§ Stored entries:
____
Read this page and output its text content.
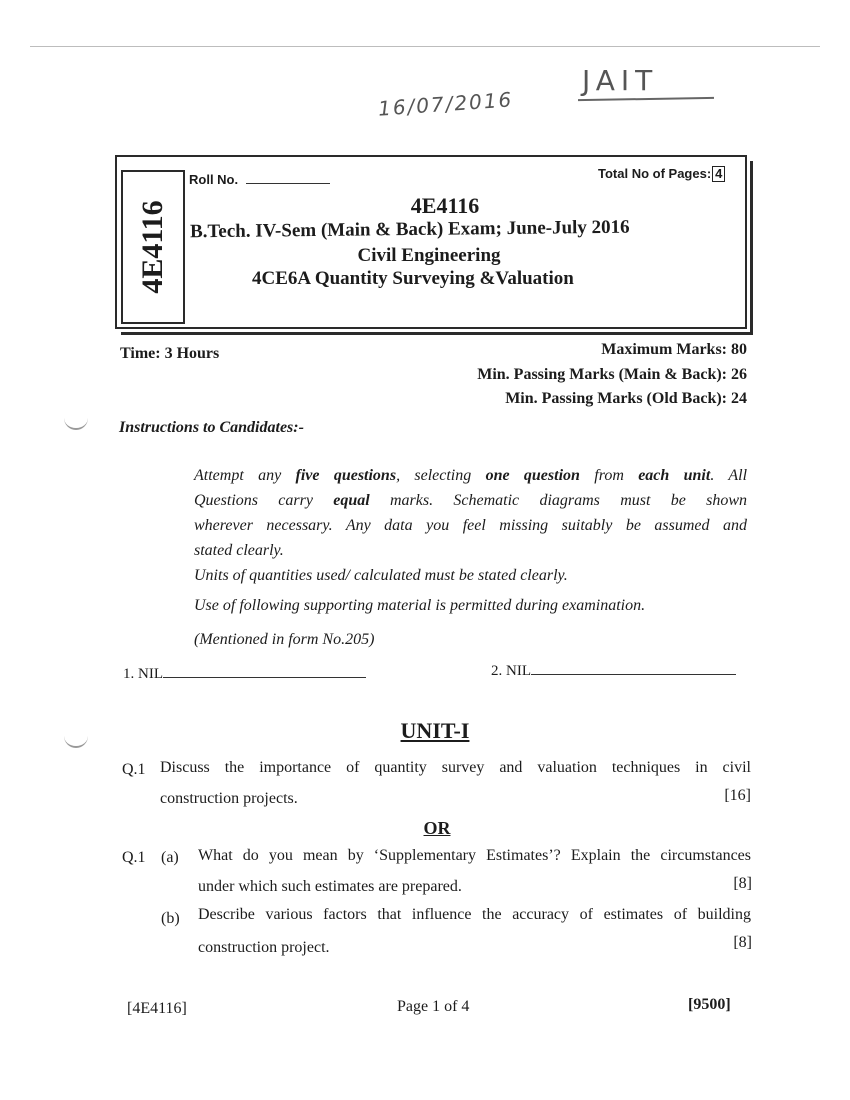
16/07/2016
JAIT
4E4116
Roll No.	Total No of Pages: 4
4E4116
B.Tech. IV-Sem (Main & Back) Exam; June-July 2016
Civil Engineering
4CE6A Quantity Surveying &Valuation
Time: 3 Hours	Maximum Marks: 80
Min. Passing Marks (Main & Back): 26
Min. Passing Marks (Old Back): 24
Instructions to Candidates:-
Attempt any five questions, selecting one question from each unit. All
Questions carry equal marks. Schematic diagrams must be shown
wherever necessary. Any data you feel missing suitably be assumed and
stated clearly.
Units of quantities used/ calculated must be stated clearly.
Use of following supporting material is permitted during examination.
(Mentioned in form No.205)
1. NIL	2. NIL
UNIT-I
Q.1 Discuss the importance of quantity survey and valuation techniques in civil
construction projects.	[16]
OR
Q.1 (a) What do you mean by ‘Supplementary Estimates’? Explain the circumstances
under which such estimates are prepared.	[8]
(b) Describe various factors that influence the accuracy of estimates of building
construction project.	[8]
[4E4116]	Page 1 of 4	[9500]
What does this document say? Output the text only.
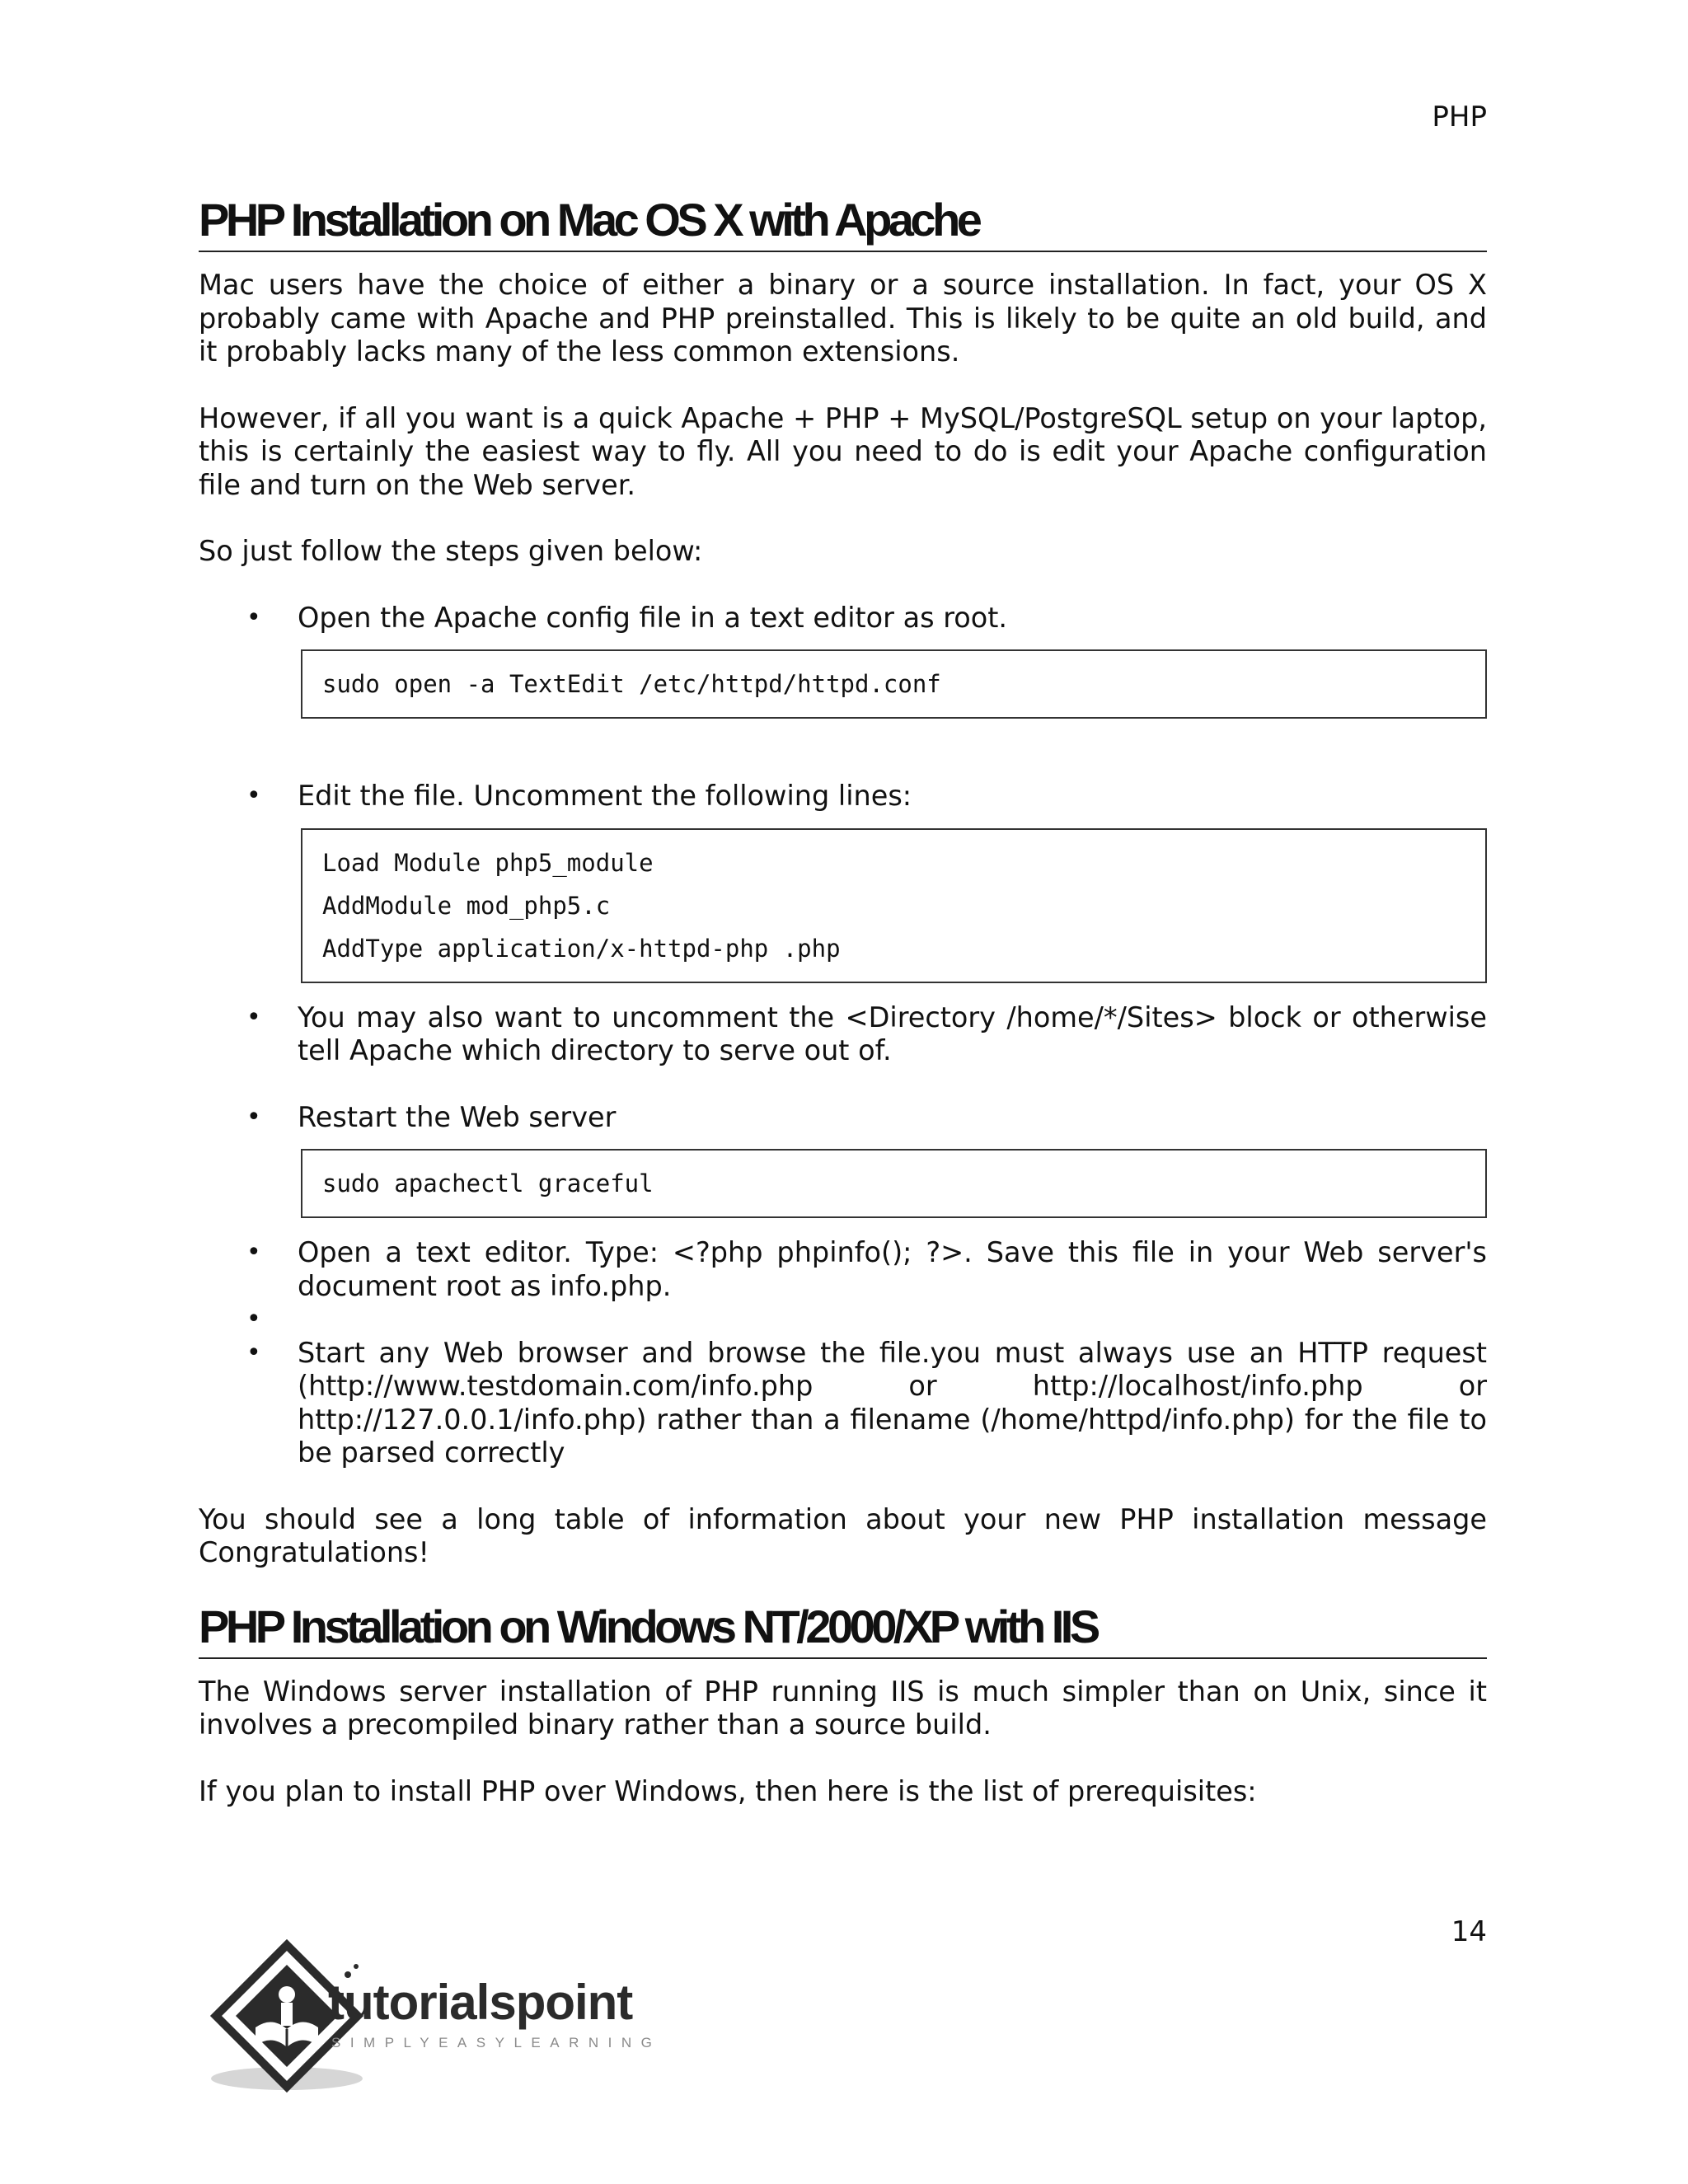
PHP
PHP Installation on Mac OS X with Apache

Mac users have the choice of either a binary or a source installation. In fact, your OS X probably came with Apache and PHP preinstalled. This is likely to be quite an old build, and it probably lacks many of the less common extensions.

However, if all you want is a quick Apache + PHP + MySQL/PostgreSQL setup on your laptop, this is certainly the easiest way to fly. All you need to do is edit your Apache configuration file and turn on the Web server.

So just follow the steps given below:

• Open the Apache config file in a text editor as root.
sudo open -a TextEdit /etc/httpd/httpd.conf
• Edit the file. Uncomment the following lines:
Load Module php5_module
AddModule mod_php5.c
AddType application/x-httpd-php .php
• You may also want to uncomment the <Directory /home/*/Sites> block or otherwise tell Apache which directory to serve out of.
• Restart the Web server
sudo apachectl graceful
• Open a text editor. Type: <?php phpinfo(); ?>. Save this file in your Web server's document root as info.php.
•
• Start any Web browser and browse the file.you must always use an HTTP request (http://www.testdomain.com/info.php or http://localhost/info.php or http://127.0.0.1/info.php) rather than a filename (/home/httpd/info.php) for the file to be parsed correctly

You should see a long table of information about your new PHP installation message Congratulations!

PHP Installation on Windows NT/2000/XP with IIS

The Windows server installation of PHP running IIS is much simpler than on Unix, since it involves a precompiled binary rather than a source build.

If you plan to install PHP over Windows, then here is the list of prerequisites:

14
tutorialspoint
SIMPLYEASYLEARNING
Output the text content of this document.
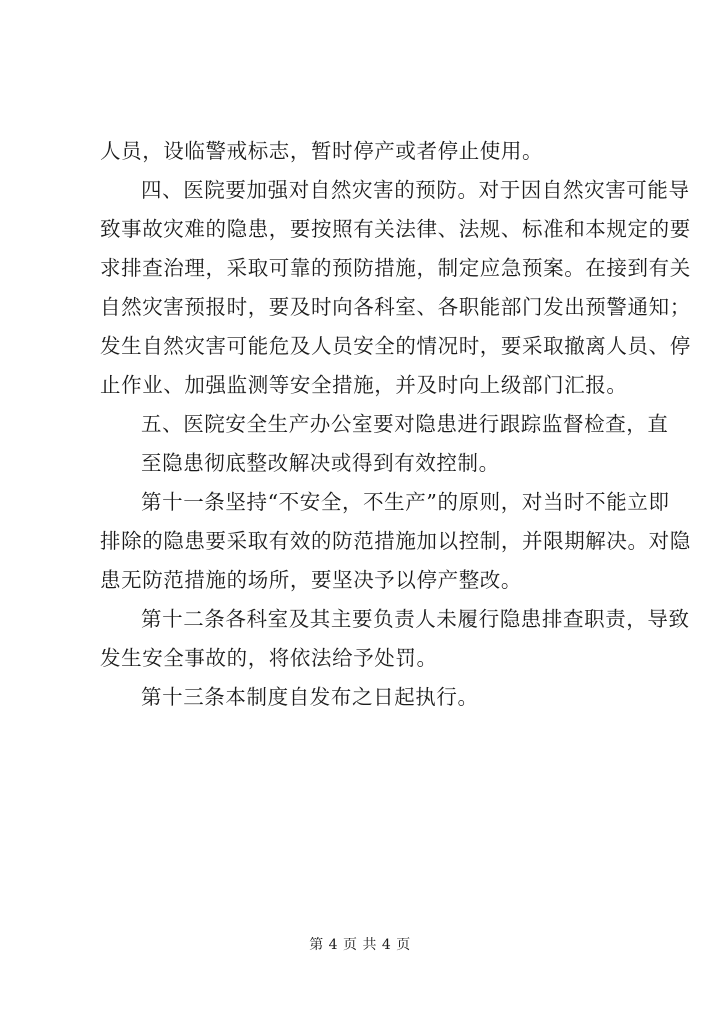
人员，设临警戒标志，暂时停产或者停止使用。
四、医院要加强对自然灾害的预防。对于因自然灾害可能导
致事故灾难的隐患，要按照有关法律、法规、标准和本规定的要
求排查治理，采取可靠的预防措施，制定应急预案。在接到有关
自然灾害预报时，要及时向各科室、各职能部门发出预警通知；
发生自然灾害可能危及人员安全的情况时，要采取撤离人员、停
止作业、加强监测等安全措施，并及时向上级部门汇报。
五、医院安全生产办公室要对隐患进行跟踪监督检查，直
至隐患彻底整改解决或得到有效控制。
第十一条坚持“不安全，不生产”的原则，对当时不能立即
排除的隐患要采取有效的防范措施加以控制，并限期解决。对隐
患无防范措施的场所，要坚决予以停产整改。
第十二条各科室及其主要负责人未履行隐患排查职责，导致
发生安全事故的，将依法给予处罚。
第十三条本制度自发布之日起执行。
第 4 页 共 4 页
____
§ To be done:
Repeat every record precisely. Any picture among them stays out of the copy.

§ Written solution:
Read this page and output its text content.
16/07/2016
JAIT
4E4116
Roll No.	Total No of Pages: 4
4E4116
B.Tech. IV-Sem (Main & Back) Exam; June-July 2016
Civil Engineering
4CE6A Quantity Surveying &Valuation
Time: 3 Hours	Maximum Marks: 80
Min. Passing Marks (Main & Back): 26
Min. Passing Marks (Old Back): 24
Instructions to Candidates:-
Attempt any five questions, selecting one question from each unit. All
Questions carry equal marks. Schematic diagrams must be shown
wherever necessary. Any data you feel missing suitably be assumed and
stated clearly.
Units of quantities used/ calculated must be stated clearly.
Use of following supporting material is permitted during examination.
(Mentioned in form No.205)
1. NIL	2. NIL
UNIT-I
Q.1 Discuss the importance of quantity survey and valuation techniques in civil
construction projects.	[16]
OR
Q.1 (a) What do you mean by ‘Supplementary Estimates’? Explain the circumstances
under which such estimates are prepared.	[8]
(b) Describe various factors that influence the accuracy of estimates of building
construction project.	[8]
[4E4116]	Page 1 of 4	[9500]
What does this document say? Output the text only.
PHP
PHP Installation on Mac OS X with Apache

Mac users have the choice of either a binary or a source installation. In fact, your OS X probably came with Apache and PHP preinstalled. This is likely to be quite an old build, and it probably lacks many of the less common extensions.

However, if all you want is a quick Apache + PHP + MySQL/PostgreSQL setup on your laptop, this is certainly the easiest way to fly. All you need to do is edit your Apache configuration file and turn on the Web server.

So just follow the steps given below:

• Open the Apache config file in a text editor as root.
sudo open -a TextEdit /etc/httpd/httpd.conf
• Edit the file. Uncomment the following lines:
Load Module php5_module
AddModule mod_php5.c
AddType application/x-httpd-php .php
• You may also want to uncomment the <Directory /home/*/Sites> block or otherwise tell Apache which directory to serve out of.
• Restart the Web server
sudo apachectl graceful
• Open a text editor. Type: <?php phpinfo(); ?>. Save this file in your Web server's document root as info.php.
•
• Start any Web browser and browse the file.you must always use an HTTP request (http://www.testdomain.com/info.php or http://localhost/info.php or http://127.0.0.1/info.php) rather than a filename (/home/httpd/info.php) for the file to be parsed correctly

You should see a long table of information about your new PHP installation message Congratulations!

PHP Installation on Windows NT/2000/XP with IIS

The Windows server installation of PHP running IIS is much simpler than on Unix, since it involves a precompiled binary rather than a source build.

If you plan to install PHP over Windows, then here is the list of prerequisites:

14
tutorialspoint
SIMPLYEASYLEARNING
Output the text content of this document.
人员，设临警戒标志，暂时停产或者停止使用。
四、医院要加强对自然灾害的预防。对于因自然灾害可能导
致事故灾难的隐患，要按照有关法律、法规、标准和本规定的要
求排查治理，采取可靠的预防措施，制定应急预案。在接到有关
自然灾害预报时，要及时向各科室、各职能部门发出预警通知；
发生自然灾害可能危及人员安全的情况时，要采取撤离人员、停
止作业、加强监测等安全措施，并及时向上级部门汇报。
五、医院安全生产办公室要对隐患进行跟踪监督检查，直
至隐患彻底整改解决或得到有效控制。
第十一条坚持“不安全，不生产”的原则，对当时不能立即
排除的隐患要采取有效的防范措施加以控制，并限期解决。对隐
患无防范措施的场所，要坚决予以停产整改。
第十二条各科室及其主要负责人未履行隐患排查职责，导致
发生安全事故的，将依法给予处罚。
第十三条本制度自发布之日起执行。
第 4 页 共 4 页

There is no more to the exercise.